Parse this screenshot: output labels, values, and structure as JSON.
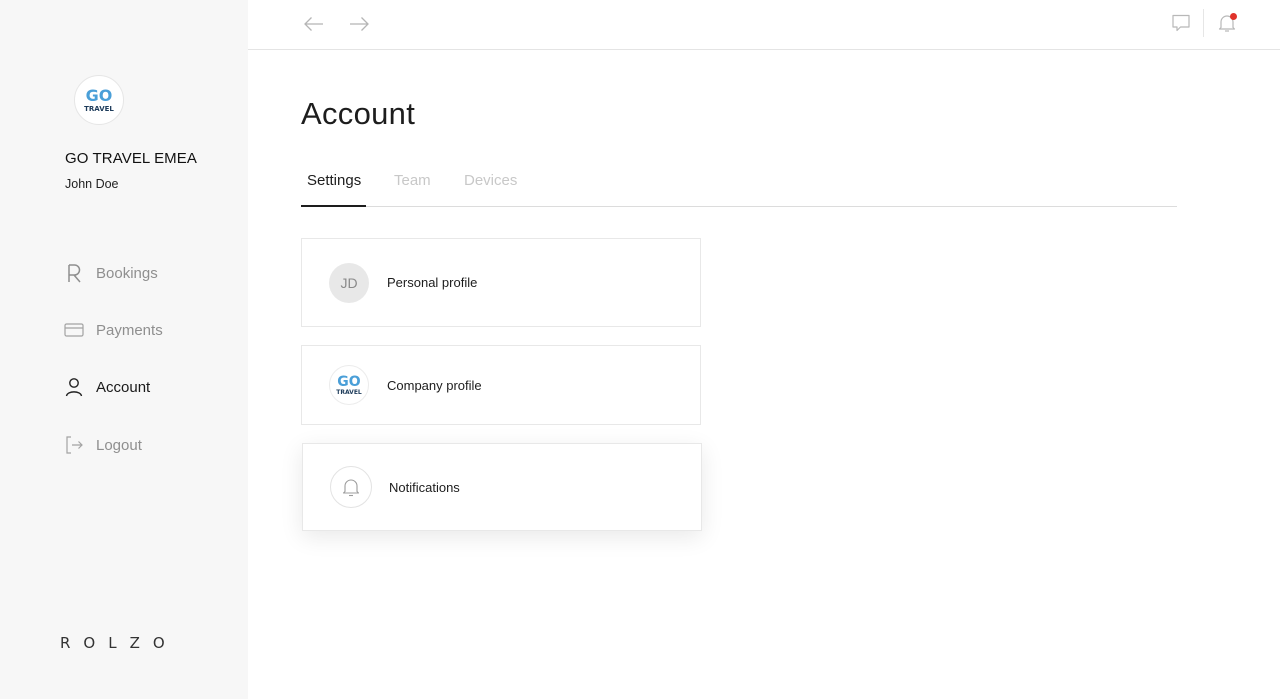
{
  "sidebar": {
    "company_logo": {
      "top_text": "GO",
      "bottom_text": "TRAVEL",
      "color": "#4a9fd8"
    },
    "company_name": "GO TRAVEL EMEA",
    "user_name": "John Doe",
    "nav_items": [
      {
        "label": "Bookings",
        "icon": "bookings-r-icon",
        "active": false
      },
      {
        "label": "Payments",
        "icon": "credit-card-icon",
        "active": false
      },
      {
        "label": "Account",
        "icon": "user-icon",
        "active": true
      },
      {
        "label": "Logout",
        "icon": "logout-icon",
        "active": false
      }
    ],
    "brand": "ROLZO"
  },
  "topbar": {
    "icons": [
      "arrow-left-icon",
      "arrow-right-icon",
      "chat-icon",
      "bell-icon"
    ],
    "notification_dot_color": "#e0332b"
  },
  "main": {
    "title": "Account",
    "tabs": [
      {
        "label": "Settings",
        "active": true
      },
      {
        "label": "Team",
        "active": false
      },
      {
        "label": "Devices",
        "active": false
      }
    ],
    "cards": [
      {
        "label": "Personal profile",
        "avatar_text": "JD"
      },
      {
        "label": "Company profile",
        "avatar": "company-logo"
      },
      {
        "label": "Notifications",
        "avatar": "bell-icon"
      }
    ]
  }
}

▶ WHAT YOU NEED TO DO
What is the number of lines in the listing that include the word "profile"? Give that number and nothing else.

▶ OUTPUT FOR THIS EXERCISE
2